--- BEGIN ---

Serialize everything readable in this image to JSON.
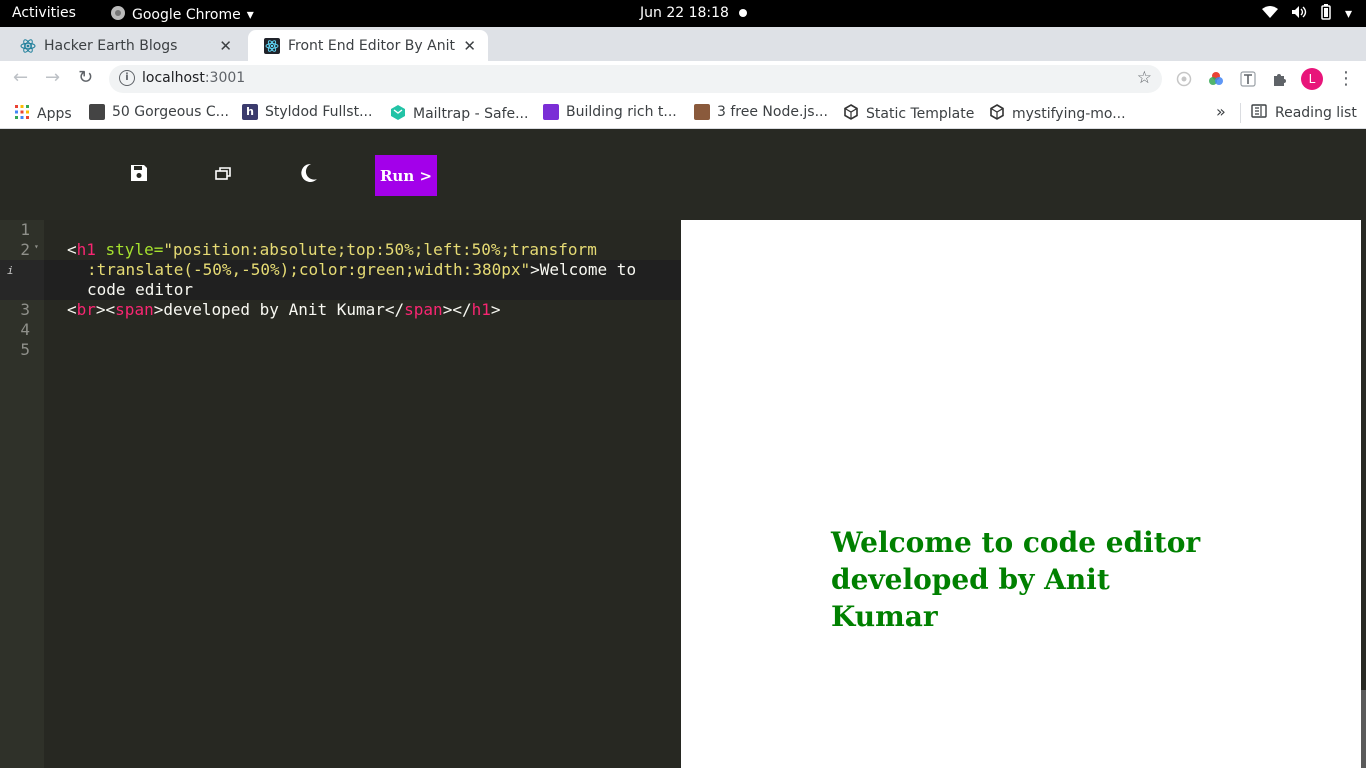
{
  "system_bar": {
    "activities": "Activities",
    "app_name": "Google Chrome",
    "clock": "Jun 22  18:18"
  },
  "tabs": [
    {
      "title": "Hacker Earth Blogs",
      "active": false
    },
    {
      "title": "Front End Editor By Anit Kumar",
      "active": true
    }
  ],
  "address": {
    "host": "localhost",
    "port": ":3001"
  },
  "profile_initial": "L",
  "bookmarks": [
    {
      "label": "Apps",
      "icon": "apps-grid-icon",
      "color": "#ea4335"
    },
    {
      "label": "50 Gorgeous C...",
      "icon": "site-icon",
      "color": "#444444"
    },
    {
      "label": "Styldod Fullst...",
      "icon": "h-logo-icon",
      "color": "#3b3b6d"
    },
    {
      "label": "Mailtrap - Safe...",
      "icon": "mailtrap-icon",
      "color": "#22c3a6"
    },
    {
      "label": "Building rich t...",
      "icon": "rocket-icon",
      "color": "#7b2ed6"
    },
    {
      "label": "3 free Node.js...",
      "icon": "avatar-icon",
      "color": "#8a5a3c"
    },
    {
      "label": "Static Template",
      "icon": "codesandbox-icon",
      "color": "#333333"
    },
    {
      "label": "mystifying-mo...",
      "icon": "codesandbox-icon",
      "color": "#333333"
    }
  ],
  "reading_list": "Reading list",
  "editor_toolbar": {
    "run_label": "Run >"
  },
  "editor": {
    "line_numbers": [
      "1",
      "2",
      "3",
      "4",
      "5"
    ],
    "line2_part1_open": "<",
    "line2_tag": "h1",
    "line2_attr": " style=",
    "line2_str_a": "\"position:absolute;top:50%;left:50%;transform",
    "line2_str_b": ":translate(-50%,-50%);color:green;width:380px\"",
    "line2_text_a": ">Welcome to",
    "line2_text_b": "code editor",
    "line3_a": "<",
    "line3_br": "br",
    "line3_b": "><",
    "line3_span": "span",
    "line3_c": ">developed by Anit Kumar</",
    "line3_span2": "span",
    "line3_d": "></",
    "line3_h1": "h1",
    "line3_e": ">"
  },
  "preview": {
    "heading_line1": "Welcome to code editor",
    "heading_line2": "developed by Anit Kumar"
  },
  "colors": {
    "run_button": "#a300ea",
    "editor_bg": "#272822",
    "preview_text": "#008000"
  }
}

--- END ---

- [Given problem]:
Show every line in the records above that contains the word "Welcome".

- [Output of the task]:
    "line2_text_a": ">Welcome to",
    "heading_line1": "Welcome to code editor",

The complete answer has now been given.